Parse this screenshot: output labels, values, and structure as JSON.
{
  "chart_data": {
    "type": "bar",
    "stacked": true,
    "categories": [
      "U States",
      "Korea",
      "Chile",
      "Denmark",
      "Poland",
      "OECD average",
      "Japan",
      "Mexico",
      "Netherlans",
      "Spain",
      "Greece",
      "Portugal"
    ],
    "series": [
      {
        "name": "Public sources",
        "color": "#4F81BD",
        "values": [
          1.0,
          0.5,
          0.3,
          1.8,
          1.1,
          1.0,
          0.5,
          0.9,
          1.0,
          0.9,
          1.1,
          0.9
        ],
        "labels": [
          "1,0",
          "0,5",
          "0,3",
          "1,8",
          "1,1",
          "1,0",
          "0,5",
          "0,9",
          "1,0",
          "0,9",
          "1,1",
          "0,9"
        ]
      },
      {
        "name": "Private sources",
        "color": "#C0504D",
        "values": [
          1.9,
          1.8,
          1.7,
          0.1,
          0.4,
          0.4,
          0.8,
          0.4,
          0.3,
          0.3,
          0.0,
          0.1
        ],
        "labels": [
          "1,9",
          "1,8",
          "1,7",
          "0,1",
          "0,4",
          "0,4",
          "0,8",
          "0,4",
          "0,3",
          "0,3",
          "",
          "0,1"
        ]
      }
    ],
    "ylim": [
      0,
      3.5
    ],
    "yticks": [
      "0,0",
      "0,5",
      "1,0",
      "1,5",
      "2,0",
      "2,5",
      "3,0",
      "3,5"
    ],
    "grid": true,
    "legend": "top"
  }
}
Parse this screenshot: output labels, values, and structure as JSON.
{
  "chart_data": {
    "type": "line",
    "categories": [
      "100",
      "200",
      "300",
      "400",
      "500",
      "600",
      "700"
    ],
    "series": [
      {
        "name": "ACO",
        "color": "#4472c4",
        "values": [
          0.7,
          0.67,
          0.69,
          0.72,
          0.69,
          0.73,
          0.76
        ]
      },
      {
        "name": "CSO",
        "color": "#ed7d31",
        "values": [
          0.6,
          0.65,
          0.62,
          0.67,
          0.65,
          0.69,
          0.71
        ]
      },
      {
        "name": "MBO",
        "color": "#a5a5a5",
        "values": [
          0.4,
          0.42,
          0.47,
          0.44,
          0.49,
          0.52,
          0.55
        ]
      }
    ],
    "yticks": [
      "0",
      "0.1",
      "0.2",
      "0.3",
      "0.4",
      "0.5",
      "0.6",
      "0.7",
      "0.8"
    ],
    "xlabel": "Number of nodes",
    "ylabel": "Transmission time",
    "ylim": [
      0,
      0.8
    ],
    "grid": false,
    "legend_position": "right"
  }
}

--

▶ [WHAT TO DO] Return the entries in full, keeping every line exactly as it is.

▶ [SOLUTION TO THIS TASK]
Parse this screenshot: output labels, values, and structure as JSON.
{
  "chart_data": {
    "type": "bar",
    "stacked": true,
    "categories": [
      "U States",
      "Korea",
      "Chile",
      "Denmark",
      "Poland",
      "OECD average",
      "Japan",
      "Mexico",
      "Netherlans",
      "Spain",
      "Greece",
      "Portugal"
    ],
    "series": [
      {
        "name": "Public sources",
        "color": "#4F81BD",
        "values": [
          1.0,
          0.5,
          0.3,
          1.8,
          1.1,
          1.0,
          0.5,
          0.9,
          1.0,
          0.9,
          1.1,
          0.9
        ],
        "labels": [
          "1,0",
          "0,5",
          "0,3",
          "1,8",
          "1,1",
          "1,0",
          "0,5",
          "0,9",
          "1,0",
          "0,9",
          "1,1",
          "0,9"
        ]
      },
      {
        "name": "Private sources",
        "color": "#C0504D",
        "values": [
          1.9,
          1.8,
          1.7,
          0.1,
          0.4,
          0.4,
          0.8,
          0.4,
          0.3,
          0.3,
          0.0,
          0.1
        ],
        "labels": [
          "1,9",
          "1,8",
          "1,7",
          "0,1",
          "0,4",
          "0,4",
          "0,8",
          "0,4",
          "0,3",
          "0,3",
          "",
          "0,1"
        ]
      }
    ],
    "ylim": [
      0,
      3.5
    ],
    "yticks": [
      "0,0",
      "0,5",
      "1,0",
      "1,5",
      "2,0",
      "2,5",
      "3,0",
      "3,5"
    ],
    "grid": true,
    "legend": "top"
  }
}
Parse this screenshot: output labels, values, and structure as JSON.
{
  "chart_data": {
    "type": "line",
    "categories": [
      "100",
      "200",
      "300",
      "400",
      "500",
      "600",
      "700"
    ],
    "series": [
      {
        "name": "ACO",
        "color": "#4472c4",
        "values": [
          0.7,
          0.67,
          0.69,
          0.72,
          0.69,
          0.73,
          0.76
        ]
      },
      {
        "name": "CSO",
        "color": "#ed7d31",
        "values": [
          0.6,
          0.65,
          0.62,
          0.67,
          0.65,
          0.69,
          0.71
        ]
      },
      {
        "name": "MBO",
        "color": "#a5a5a5",
        "values": [
          0.4,
          0.42,
          0.47,
          0.44,
          0.49,
          0.52,
          0.55
        ]
      }
    ],
    "yticks": [
      "0",
      "0.1",
      "0.2",
      "0.3",
      "0.4",
      "0.5",
      "0.6",
      "0.7",
      "0.8"
    ],
    "xlabel": "Number of nodes",
    "ylabel": "Transmission time",
    "ylim": [
      0,
      0.8
    ],
    "grid": false,
    "legend_position": "right"
  }
}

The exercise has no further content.